■ Extrait de la page
·····

Ewuakpe
Ewuakpe, de son nom de naissance Idova, est le vingt-sixième Oba du Bénin qui règne sur le Royaume du Bénin entre 1700 et 1712. Son règne est marqué par une guerre civile due à son autoritarisme et des sacrifices humains, particulièrement après la mort de sa mère Ewebonoza. L'intervention de son épouse Iden permet de restaurer l'ordre et l'allégeance des Edos.
Les dates de son règne sont incertaines, certaines sources situant le début des troubles dans les années 1690. Ewuakpe rétablit le principe de primogéniture, ce qui réduit le pouvoir des Obas et provoque des conflits de succession après sa mort, notamment entre ses fils Ozuere et Akenzua. Les représentations artistiques de son règne témoignent de cette période de transition vers la paix.
Biographie
[modifier | modifier le code]Crise interne
[modifier | modifier le code]Le prince Idova monte sur le trône des Oba du Bénin et prend le nom d'Ewuakpe vers 1700. Son accession au trône fait suite à une importante période de crise de succession durant laquelle six Oba, issus de branche dynastiques différentes, se succèdent sans laisser de trace au sein de la tradition orale[1]. Lors de l'accession au trône, Ewuakpe fait face à deux problèmes qui l'empêchent de gouverner en tant que monarque absolu : il est très jeune et n'est initialement pas destiné à devenir Oba[2]. Il aurait en effet accédé au trône car son père, nommé par l'Uzama, refuse d'y accéder[2].
Selon la tradition orale, son règne coïncide avec l'émergence d'une importante guerre civile. Les protestations concernent l'autoritarisme du monarque et son manque de respect pour les vies humaines[1]. Ewuakpe organise des exécutions publiques et des massacres, notamment lors du décès de sa mère Ewebonoza[1]. Face à cela, Ewuakpe consulte les prêtres qui lui indiquent qu'un nouveau sacrifice important est demandé et Iden, l'une des femmes d'Ewuakpe, se propose afin de se sacrifier comme le Christ pour expier le pêché des autres[1]. Au terme du rituel sacrificiel, certains tributaires prêtent de nouveau serment et les Edos prêtent à leur tour allégeance au nouvel Oba[2].

·····

■ Données affichées
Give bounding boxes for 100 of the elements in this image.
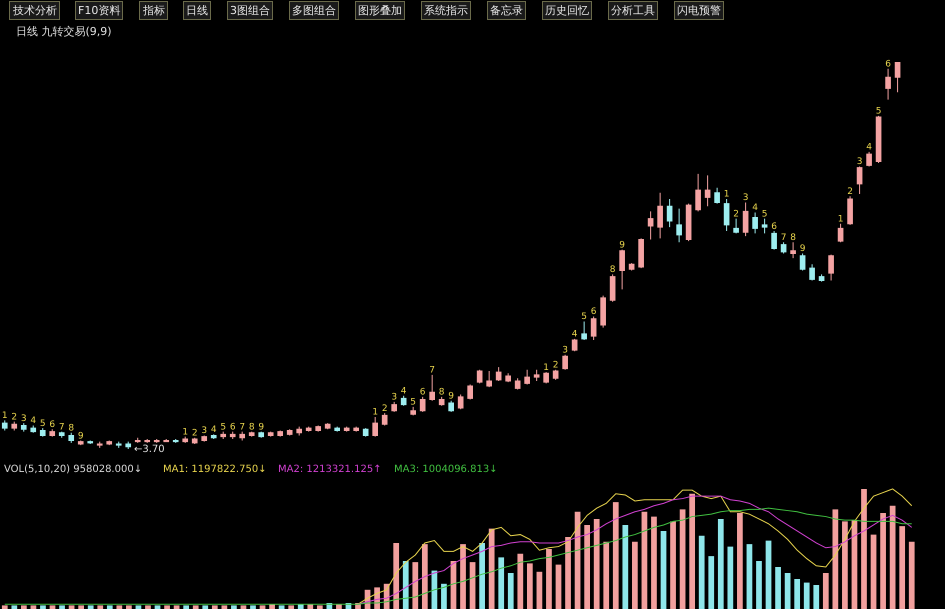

·····

■ Travail demandé
(1) Recopiez fidèlement, dans l'extrait consacré à Ewuakpe, le passage qui va de « Les dates de » jusqu'à « vers la paix. ».
(2) D'après l'extrait consacré à Ewuakpe, sous quel nom ce souverain est-il né ?

■ Réponses attendues
(1)
Les dates de son règne sont incertaines, certaines sources situant le début des troubles dans les années 1690. Ewuakpe rétablit le principe de primogéniture, ce qui réduit le pouvoir des Obas et provoque des conflits de succession après sa mort, notamment entre ses fils Ozuere et Akenzua. Les représentations artistiques de son règne témoignent de cette période de transition vers la paix.

(2) Idova.